=== WHAT THE TASK REQUIRES ===
What is the number of lines containing the word "force"? Give that number alone.

=== INFORMATION GIVEN ===
###
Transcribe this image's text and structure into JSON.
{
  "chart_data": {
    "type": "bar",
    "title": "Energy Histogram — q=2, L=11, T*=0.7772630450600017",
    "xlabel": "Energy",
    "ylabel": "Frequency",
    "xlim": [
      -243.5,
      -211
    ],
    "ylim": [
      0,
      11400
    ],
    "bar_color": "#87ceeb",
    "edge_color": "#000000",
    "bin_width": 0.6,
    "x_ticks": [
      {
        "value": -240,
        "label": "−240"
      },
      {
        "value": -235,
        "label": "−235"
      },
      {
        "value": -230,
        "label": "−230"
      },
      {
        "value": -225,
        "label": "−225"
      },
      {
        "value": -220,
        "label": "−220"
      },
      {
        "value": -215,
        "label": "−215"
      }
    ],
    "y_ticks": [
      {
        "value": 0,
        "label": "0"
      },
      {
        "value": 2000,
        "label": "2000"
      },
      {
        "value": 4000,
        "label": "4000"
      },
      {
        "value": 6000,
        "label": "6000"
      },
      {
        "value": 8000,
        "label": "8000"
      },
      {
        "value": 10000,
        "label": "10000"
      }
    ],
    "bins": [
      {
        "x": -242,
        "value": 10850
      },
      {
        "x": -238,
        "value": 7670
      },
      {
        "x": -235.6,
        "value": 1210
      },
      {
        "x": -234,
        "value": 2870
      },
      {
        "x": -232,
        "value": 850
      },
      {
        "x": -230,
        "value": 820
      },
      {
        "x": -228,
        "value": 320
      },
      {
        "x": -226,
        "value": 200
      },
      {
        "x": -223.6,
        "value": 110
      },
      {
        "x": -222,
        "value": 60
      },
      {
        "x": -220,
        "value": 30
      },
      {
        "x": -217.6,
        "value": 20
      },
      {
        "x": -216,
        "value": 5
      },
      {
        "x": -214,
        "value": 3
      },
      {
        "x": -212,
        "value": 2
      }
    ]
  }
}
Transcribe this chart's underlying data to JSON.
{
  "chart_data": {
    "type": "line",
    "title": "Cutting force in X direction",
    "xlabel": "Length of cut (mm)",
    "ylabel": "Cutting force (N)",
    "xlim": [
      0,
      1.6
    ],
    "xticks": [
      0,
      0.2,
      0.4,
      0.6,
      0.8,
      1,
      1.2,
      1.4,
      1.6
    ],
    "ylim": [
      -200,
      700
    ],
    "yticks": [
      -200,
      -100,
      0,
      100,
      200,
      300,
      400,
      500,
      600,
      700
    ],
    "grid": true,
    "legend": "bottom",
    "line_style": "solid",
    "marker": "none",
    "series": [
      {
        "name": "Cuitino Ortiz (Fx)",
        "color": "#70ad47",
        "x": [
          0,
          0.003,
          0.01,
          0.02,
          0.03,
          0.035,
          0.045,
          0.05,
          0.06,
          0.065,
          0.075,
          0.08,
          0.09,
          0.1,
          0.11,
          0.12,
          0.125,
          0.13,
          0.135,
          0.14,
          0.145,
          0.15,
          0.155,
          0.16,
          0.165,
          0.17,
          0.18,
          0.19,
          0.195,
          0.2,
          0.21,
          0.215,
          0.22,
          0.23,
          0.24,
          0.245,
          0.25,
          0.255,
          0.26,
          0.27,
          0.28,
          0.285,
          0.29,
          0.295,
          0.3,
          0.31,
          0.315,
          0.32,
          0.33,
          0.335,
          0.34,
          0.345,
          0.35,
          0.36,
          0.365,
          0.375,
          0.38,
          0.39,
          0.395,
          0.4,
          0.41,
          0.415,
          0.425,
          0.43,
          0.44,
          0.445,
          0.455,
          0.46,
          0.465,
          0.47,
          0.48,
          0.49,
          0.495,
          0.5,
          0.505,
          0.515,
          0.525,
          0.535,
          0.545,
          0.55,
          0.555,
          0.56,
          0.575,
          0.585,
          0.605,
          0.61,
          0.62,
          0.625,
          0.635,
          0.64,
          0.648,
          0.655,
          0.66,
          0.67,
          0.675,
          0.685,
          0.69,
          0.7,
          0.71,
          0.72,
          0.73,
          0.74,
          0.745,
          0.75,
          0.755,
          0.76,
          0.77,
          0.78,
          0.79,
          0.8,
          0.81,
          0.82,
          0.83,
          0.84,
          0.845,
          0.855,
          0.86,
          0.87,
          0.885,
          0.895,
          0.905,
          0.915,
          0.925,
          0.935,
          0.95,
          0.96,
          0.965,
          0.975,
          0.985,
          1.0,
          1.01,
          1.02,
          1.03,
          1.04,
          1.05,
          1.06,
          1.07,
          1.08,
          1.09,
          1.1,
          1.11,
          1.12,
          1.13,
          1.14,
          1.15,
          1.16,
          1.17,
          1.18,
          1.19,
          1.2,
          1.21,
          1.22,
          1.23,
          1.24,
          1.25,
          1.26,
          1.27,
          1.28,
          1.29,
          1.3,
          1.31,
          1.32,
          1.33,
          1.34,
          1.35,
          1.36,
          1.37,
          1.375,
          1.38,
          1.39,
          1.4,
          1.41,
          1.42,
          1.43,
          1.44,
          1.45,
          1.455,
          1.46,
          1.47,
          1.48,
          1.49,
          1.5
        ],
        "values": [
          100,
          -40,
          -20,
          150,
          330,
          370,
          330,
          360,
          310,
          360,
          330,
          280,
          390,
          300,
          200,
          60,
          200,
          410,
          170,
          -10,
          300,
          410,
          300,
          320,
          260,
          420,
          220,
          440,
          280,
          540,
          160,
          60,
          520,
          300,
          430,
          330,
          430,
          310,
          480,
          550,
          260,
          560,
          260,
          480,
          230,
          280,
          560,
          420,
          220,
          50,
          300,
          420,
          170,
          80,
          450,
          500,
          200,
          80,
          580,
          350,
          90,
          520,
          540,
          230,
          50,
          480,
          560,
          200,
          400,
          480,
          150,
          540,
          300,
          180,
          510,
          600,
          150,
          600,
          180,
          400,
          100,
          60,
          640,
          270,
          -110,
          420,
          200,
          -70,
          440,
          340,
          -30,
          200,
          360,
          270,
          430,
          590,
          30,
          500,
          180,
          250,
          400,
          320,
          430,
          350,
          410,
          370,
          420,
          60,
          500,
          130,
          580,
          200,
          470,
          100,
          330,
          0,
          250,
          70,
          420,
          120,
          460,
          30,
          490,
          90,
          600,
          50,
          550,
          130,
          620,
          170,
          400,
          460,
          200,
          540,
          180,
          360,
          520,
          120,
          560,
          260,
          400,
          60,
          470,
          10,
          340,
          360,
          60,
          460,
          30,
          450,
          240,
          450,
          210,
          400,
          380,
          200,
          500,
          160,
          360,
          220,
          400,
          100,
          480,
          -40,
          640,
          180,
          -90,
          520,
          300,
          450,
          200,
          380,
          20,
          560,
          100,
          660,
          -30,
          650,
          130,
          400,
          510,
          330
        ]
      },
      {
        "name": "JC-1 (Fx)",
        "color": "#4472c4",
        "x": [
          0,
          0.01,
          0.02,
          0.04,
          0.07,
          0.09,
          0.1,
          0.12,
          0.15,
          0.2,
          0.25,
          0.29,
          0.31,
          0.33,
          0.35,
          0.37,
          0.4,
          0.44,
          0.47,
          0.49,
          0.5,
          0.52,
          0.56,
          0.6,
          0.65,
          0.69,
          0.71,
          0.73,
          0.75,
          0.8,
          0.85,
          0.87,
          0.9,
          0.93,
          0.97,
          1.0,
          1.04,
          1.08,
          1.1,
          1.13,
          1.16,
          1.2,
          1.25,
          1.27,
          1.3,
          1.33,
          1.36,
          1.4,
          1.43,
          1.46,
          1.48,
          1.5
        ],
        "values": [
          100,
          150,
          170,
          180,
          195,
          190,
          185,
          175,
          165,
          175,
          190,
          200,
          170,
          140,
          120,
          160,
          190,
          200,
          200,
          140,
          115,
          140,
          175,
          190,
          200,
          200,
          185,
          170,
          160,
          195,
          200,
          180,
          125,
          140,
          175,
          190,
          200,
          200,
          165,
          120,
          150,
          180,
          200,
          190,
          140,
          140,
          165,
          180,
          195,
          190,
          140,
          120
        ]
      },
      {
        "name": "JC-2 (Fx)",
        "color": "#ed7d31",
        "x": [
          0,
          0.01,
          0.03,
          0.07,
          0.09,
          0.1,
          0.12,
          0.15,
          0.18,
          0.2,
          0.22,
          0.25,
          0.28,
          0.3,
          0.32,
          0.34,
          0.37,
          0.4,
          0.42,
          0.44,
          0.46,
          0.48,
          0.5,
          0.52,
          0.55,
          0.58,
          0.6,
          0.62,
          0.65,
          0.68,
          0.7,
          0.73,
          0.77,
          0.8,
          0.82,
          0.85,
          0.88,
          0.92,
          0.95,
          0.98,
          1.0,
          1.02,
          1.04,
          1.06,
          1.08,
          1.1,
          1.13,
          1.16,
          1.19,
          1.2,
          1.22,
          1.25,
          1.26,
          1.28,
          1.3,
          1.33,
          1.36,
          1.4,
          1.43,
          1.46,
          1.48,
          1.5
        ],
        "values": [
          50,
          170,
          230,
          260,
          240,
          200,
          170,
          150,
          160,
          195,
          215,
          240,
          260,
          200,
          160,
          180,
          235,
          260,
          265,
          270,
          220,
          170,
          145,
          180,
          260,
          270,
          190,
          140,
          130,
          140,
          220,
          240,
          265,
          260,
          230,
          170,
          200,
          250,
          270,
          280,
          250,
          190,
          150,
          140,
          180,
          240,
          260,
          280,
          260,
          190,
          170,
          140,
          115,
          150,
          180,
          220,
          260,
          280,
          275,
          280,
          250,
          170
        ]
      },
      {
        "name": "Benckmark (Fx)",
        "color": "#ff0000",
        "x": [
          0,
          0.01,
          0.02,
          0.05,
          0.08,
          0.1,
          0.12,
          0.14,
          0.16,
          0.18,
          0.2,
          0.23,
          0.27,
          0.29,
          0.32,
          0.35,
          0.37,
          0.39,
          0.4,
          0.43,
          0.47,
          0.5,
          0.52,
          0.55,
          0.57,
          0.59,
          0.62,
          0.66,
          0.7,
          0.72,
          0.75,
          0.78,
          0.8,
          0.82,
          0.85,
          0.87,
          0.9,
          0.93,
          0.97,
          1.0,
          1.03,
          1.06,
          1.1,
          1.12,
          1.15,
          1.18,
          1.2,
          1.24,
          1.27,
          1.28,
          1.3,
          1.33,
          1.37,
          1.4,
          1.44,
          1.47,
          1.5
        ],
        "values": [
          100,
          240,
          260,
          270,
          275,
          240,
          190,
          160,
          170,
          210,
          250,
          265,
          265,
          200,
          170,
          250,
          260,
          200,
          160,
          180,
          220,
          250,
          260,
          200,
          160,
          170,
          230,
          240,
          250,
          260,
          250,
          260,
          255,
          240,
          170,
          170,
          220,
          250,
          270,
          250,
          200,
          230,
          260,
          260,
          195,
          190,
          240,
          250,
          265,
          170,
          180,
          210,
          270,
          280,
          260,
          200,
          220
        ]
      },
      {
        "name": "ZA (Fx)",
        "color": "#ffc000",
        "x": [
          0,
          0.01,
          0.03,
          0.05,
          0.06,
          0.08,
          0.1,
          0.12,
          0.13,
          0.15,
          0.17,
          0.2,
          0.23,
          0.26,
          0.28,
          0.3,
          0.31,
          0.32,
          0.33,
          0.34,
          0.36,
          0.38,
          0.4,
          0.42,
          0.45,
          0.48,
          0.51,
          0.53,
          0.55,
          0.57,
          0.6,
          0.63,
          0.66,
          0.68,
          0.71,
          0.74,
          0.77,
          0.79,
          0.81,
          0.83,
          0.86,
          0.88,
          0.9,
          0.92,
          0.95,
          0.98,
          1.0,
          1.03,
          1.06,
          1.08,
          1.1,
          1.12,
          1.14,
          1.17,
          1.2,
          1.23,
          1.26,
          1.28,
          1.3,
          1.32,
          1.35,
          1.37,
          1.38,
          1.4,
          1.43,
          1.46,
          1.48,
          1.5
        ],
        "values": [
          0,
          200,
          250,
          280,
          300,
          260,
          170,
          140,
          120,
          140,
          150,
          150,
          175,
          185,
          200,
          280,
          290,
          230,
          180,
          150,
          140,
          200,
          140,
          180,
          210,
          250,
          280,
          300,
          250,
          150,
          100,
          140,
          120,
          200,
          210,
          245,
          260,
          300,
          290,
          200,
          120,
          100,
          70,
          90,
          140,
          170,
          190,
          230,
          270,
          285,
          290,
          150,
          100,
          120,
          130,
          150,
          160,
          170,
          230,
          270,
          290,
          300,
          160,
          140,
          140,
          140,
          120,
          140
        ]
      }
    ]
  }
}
###
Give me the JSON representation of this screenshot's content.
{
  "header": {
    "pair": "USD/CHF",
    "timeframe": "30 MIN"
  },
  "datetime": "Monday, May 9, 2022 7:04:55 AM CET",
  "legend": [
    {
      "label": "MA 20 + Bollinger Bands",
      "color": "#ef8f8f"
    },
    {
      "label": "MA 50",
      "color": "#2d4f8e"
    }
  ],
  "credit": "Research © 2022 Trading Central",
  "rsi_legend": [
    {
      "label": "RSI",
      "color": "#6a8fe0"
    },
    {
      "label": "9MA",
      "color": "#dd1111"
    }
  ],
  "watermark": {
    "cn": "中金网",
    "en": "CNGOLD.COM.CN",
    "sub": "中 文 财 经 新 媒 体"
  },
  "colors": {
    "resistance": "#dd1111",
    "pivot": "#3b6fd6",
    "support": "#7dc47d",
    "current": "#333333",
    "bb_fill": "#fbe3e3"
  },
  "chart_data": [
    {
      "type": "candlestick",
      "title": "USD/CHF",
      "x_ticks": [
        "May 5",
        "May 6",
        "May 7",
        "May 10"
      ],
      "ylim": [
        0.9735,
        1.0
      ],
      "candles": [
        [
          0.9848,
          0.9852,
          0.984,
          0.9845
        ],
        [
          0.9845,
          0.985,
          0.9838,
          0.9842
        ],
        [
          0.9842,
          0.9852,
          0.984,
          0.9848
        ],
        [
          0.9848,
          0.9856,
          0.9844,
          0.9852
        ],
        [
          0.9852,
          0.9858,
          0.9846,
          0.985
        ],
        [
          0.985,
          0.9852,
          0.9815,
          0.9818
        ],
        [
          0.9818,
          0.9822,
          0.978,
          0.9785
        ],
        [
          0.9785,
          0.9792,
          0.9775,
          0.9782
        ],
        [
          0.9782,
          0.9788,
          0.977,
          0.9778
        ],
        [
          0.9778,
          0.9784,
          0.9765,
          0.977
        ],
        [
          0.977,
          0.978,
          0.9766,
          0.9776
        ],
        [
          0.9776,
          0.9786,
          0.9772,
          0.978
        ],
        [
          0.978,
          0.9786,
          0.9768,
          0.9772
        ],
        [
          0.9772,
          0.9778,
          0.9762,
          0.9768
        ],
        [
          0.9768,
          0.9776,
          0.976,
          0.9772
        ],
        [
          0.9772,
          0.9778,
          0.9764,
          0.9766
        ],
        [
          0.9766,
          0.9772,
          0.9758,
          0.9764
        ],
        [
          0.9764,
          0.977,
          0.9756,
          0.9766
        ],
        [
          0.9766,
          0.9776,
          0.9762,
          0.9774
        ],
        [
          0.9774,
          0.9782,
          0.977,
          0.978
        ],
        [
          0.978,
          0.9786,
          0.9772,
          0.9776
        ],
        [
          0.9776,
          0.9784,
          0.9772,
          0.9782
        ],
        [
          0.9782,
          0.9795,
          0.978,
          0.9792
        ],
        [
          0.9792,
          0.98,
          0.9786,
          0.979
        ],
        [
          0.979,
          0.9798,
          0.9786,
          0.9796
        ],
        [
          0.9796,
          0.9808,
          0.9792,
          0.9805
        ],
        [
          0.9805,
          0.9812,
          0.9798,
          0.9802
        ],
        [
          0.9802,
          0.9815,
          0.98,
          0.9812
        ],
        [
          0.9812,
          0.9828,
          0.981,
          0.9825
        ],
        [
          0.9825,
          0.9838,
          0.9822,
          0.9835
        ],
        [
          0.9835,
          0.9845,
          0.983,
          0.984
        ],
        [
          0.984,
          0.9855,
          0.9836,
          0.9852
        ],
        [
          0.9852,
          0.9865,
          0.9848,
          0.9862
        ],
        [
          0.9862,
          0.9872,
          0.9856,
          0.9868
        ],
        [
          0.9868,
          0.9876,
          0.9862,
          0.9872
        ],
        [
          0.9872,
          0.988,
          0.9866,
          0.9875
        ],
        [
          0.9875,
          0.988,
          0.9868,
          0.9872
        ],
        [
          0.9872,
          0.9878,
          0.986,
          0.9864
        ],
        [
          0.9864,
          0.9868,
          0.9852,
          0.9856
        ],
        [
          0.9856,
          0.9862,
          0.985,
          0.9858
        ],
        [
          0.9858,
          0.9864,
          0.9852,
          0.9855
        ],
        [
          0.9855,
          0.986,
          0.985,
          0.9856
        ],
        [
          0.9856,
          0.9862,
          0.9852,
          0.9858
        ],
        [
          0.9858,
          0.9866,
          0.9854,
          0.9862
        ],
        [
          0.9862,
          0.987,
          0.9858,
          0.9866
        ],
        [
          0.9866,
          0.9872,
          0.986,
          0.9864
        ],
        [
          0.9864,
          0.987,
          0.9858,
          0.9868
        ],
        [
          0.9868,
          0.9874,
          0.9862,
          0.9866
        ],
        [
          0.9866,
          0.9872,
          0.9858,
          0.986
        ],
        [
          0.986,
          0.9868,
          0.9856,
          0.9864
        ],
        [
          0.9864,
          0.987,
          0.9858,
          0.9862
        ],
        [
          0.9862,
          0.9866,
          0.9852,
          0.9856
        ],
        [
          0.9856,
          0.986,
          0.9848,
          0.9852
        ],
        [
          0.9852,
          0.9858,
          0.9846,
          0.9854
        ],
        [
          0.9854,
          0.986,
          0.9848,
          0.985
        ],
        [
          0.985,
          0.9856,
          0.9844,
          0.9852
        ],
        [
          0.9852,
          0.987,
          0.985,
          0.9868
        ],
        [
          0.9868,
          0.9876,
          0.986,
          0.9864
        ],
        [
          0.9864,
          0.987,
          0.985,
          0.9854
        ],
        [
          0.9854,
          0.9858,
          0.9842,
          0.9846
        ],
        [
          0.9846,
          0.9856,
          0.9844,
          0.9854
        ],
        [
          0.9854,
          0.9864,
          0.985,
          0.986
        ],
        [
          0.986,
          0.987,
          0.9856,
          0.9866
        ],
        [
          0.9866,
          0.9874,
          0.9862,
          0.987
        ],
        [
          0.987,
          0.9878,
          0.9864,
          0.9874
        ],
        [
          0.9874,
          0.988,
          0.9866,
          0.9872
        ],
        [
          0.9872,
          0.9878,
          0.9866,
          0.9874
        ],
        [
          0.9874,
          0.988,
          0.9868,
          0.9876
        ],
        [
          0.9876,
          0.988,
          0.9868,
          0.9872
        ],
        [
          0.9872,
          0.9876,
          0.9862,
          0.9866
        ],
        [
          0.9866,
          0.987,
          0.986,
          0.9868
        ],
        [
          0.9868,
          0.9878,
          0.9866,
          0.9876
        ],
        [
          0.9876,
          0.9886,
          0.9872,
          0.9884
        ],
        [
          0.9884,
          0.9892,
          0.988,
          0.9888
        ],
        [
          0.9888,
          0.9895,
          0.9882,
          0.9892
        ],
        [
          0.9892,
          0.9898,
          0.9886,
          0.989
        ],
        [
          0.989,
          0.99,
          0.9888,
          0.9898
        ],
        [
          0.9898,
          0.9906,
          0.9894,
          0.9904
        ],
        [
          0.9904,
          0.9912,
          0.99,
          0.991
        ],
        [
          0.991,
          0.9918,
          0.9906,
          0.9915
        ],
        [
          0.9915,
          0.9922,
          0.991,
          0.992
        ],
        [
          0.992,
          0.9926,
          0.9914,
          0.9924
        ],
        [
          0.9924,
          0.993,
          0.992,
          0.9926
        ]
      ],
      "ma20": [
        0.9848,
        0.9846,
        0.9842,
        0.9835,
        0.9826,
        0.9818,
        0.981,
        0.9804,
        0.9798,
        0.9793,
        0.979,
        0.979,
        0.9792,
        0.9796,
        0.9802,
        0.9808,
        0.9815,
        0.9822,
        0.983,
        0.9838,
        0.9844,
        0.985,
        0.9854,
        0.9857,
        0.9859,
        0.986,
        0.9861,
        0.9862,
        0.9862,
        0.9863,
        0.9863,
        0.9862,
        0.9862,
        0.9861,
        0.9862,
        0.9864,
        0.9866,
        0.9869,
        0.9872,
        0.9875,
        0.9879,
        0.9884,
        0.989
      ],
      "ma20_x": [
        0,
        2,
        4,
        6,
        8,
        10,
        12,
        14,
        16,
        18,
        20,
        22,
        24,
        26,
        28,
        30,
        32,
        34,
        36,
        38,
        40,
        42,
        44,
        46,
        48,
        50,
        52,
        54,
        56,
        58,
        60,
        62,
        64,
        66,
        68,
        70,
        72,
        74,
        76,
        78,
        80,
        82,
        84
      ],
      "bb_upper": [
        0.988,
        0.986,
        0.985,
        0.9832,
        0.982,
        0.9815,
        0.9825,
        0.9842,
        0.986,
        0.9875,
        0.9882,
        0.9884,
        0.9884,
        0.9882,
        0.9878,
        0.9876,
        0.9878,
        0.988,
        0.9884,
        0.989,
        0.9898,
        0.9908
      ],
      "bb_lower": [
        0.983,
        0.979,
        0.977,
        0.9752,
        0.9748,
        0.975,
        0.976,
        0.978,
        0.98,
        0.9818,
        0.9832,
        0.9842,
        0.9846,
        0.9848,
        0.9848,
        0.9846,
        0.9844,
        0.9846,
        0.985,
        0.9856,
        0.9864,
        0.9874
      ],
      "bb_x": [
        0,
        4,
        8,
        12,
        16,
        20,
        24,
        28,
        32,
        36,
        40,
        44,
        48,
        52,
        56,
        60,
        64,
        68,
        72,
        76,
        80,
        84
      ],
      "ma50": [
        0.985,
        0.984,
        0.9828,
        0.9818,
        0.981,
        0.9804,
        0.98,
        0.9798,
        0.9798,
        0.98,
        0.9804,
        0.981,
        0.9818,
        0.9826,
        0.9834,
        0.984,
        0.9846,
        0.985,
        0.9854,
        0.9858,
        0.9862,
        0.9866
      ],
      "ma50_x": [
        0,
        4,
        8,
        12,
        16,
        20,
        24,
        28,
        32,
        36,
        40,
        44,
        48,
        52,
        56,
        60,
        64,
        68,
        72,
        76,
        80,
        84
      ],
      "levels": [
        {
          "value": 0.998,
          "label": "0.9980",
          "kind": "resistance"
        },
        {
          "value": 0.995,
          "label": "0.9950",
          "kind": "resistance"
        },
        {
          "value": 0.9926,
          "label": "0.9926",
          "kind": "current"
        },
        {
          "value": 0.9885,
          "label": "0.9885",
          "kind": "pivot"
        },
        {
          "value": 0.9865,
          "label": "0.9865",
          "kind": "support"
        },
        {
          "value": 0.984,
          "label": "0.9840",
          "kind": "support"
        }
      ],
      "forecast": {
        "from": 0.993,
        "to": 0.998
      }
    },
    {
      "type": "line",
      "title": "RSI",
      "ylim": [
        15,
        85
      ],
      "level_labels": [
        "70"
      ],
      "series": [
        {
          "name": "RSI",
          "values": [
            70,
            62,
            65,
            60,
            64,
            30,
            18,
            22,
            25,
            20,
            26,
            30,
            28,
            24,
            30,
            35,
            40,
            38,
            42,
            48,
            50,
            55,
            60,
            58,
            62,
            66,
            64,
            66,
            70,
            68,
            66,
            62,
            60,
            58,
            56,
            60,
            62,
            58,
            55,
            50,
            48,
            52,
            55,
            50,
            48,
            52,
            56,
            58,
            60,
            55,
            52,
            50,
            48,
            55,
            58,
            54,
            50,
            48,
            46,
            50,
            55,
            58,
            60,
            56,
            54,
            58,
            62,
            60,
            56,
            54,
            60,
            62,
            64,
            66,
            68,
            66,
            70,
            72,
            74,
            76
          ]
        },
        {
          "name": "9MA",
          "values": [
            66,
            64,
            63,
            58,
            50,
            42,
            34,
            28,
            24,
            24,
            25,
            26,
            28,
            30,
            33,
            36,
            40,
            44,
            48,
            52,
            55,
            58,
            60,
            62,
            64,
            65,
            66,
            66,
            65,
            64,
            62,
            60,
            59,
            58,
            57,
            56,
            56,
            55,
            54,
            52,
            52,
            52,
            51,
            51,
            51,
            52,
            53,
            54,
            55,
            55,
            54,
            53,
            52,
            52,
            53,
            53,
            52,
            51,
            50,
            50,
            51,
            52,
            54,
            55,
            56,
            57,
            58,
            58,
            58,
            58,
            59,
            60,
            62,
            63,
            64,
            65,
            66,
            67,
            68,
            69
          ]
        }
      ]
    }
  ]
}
###
=== RESULT FOR THIS TASK ===
2